— BEGIN —

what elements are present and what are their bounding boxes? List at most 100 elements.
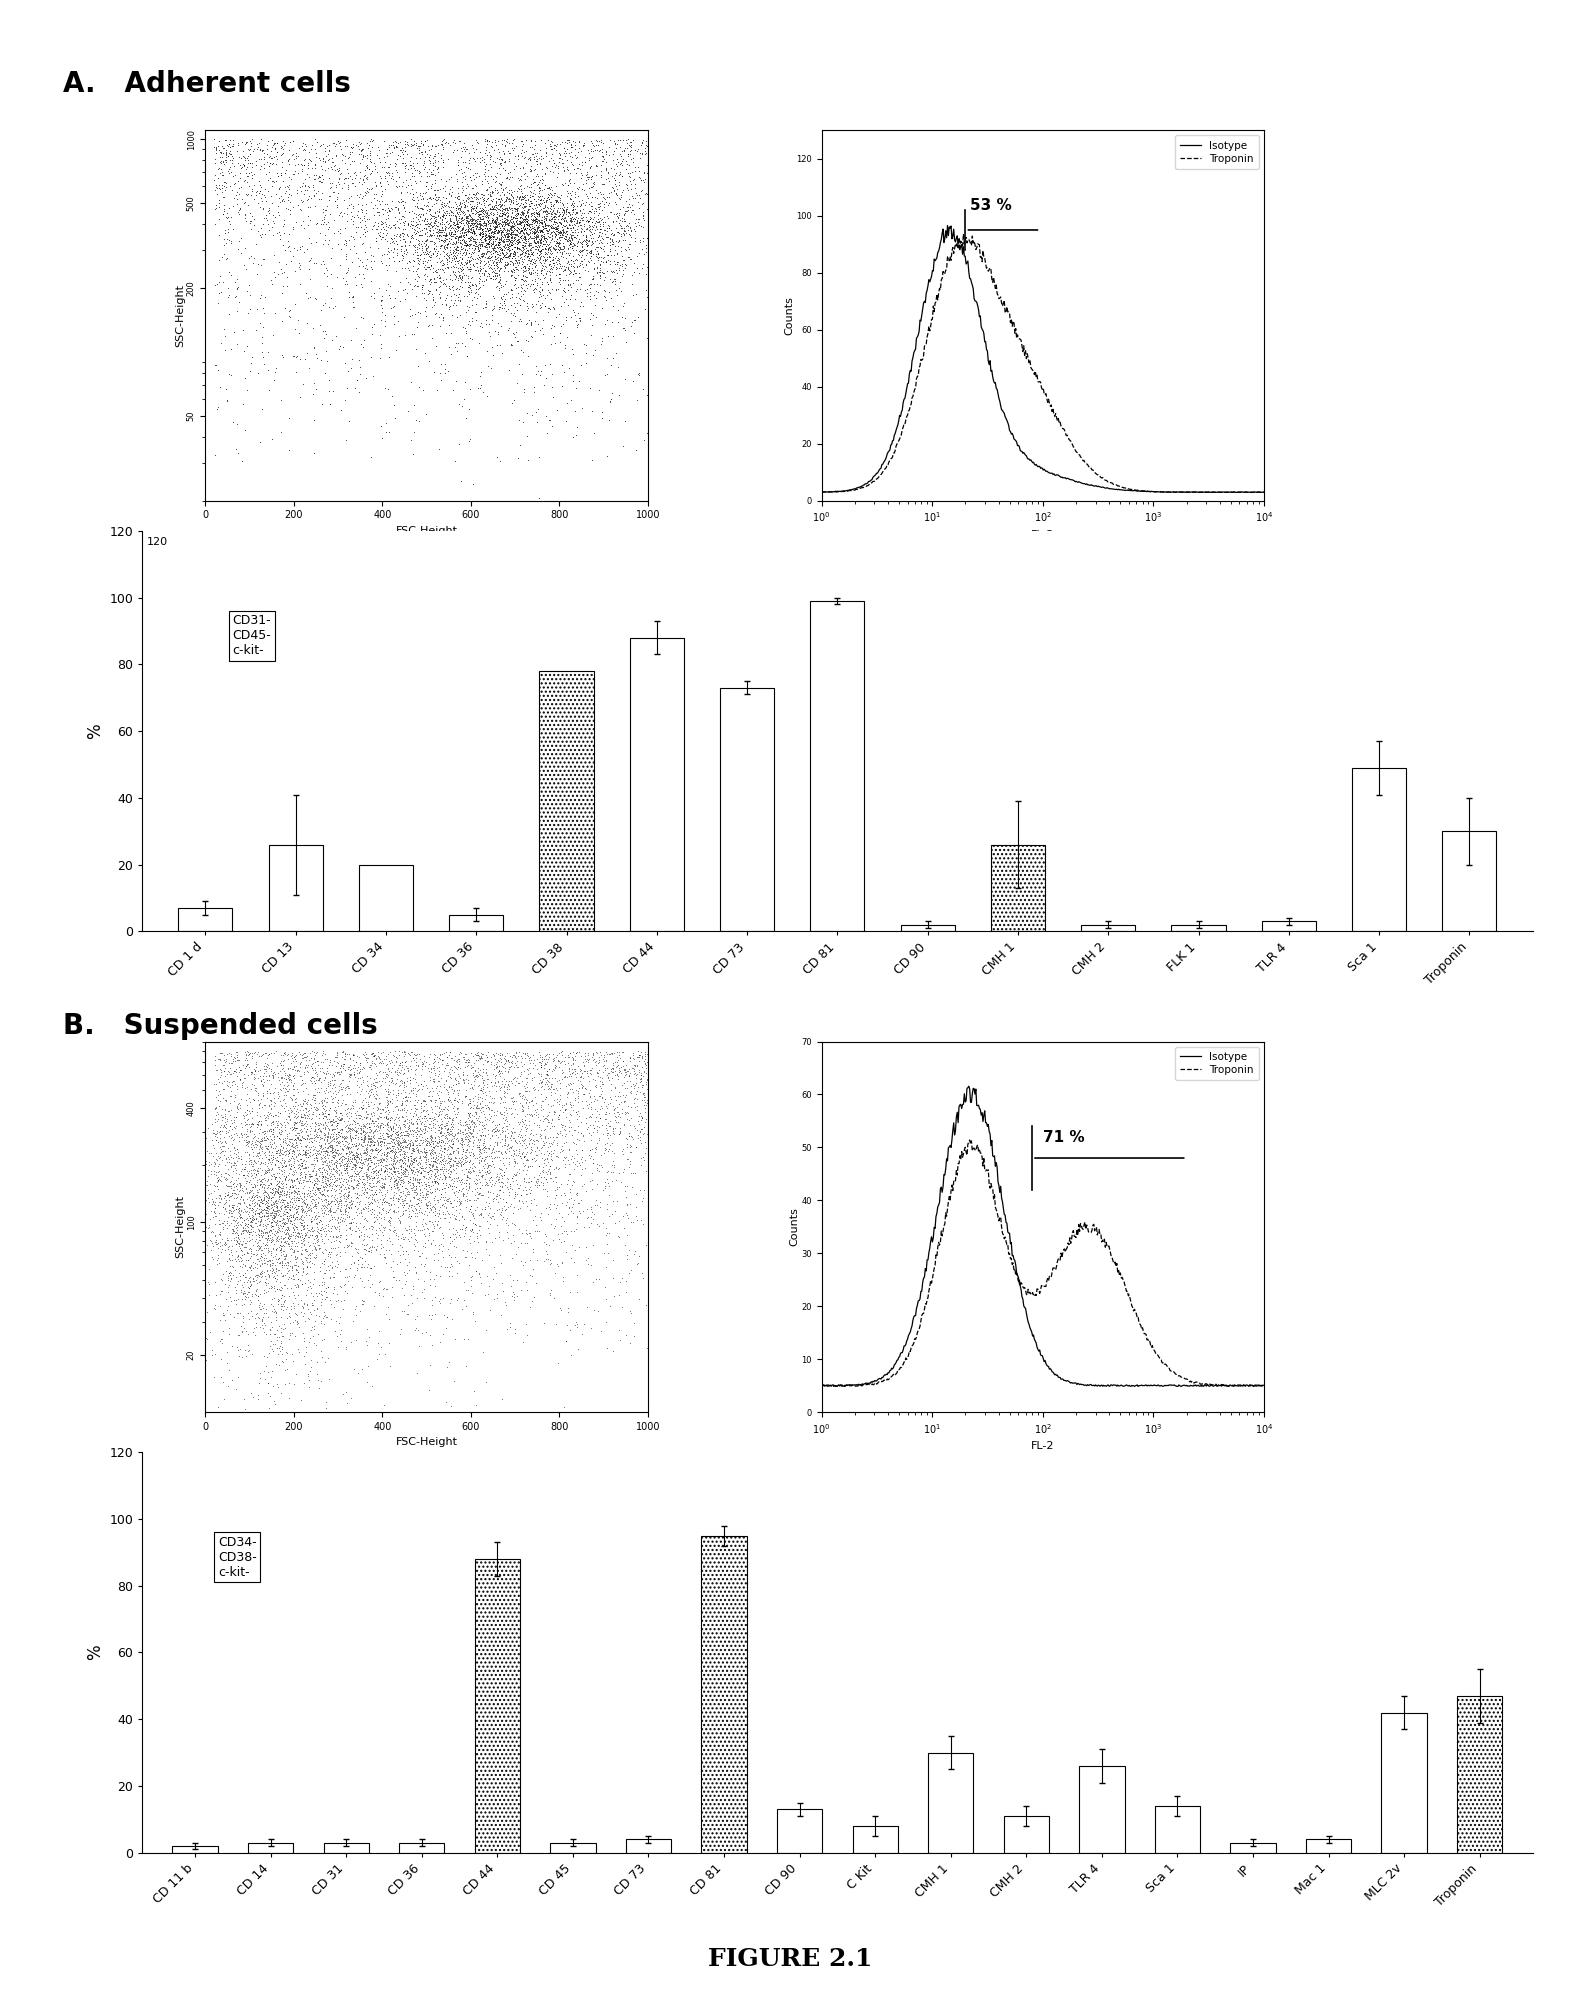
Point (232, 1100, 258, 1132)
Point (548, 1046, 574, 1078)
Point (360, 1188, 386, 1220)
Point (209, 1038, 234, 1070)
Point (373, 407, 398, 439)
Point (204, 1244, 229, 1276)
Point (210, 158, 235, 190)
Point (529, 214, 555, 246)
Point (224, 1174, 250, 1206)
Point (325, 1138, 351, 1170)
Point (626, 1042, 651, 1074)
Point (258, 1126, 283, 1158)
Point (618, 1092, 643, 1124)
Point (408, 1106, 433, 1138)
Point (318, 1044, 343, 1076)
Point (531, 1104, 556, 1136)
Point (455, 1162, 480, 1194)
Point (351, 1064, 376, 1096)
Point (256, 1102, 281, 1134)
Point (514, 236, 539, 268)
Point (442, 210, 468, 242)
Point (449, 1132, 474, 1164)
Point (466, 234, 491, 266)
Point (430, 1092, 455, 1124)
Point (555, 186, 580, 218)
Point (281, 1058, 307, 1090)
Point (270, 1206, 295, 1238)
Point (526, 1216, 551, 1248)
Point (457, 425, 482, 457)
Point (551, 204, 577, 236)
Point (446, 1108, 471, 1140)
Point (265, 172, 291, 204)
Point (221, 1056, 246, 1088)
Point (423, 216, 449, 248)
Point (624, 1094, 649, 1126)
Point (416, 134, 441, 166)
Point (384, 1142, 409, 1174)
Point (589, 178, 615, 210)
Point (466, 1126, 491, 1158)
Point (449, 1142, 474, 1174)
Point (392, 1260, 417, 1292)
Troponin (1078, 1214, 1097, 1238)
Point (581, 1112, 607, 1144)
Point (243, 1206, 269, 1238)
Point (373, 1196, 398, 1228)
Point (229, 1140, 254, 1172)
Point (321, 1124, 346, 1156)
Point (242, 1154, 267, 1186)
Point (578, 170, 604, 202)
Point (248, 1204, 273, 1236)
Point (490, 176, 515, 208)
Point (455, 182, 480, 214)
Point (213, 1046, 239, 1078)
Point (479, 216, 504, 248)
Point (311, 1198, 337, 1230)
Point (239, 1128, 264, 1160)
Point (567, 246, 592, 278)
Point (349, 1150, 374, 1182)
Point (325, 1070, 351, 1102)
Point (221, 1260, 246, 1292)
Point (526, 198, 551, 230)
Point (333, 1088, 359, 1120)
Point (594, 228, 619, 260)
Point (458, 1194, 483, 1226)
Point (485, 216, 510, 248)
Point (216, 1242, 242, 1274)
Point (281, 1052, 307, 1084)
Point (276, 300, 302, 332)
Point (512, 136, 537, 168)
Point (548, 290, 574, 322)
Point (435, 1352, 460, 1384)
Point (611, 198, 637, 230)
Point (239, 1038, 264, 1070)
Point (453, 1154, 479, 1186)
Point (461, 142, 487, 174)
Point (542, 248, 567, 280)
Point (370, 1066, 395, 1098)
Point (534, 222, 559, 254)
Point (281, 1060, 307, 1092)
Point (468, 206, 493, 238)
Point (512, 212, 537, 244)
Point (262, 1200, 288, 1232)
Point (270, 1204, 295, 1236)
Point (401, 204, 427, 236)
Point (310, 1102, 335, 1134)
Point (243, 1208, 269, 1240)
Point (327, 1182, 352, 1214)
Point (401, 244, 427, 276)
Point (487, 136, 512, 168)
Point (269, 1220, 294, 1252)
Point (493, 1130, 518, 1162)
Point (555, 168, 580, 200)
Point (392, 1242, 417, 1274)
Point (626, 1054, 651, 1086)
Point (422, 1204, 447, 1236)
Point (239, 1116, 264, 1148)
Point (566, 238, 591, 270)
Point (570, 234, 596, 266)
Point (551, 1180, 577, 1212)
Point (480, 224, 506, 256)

— END —

Show each line from the records above that contains the word "List".

what elements are present and what are their bounding boxes? List at most 100 elements.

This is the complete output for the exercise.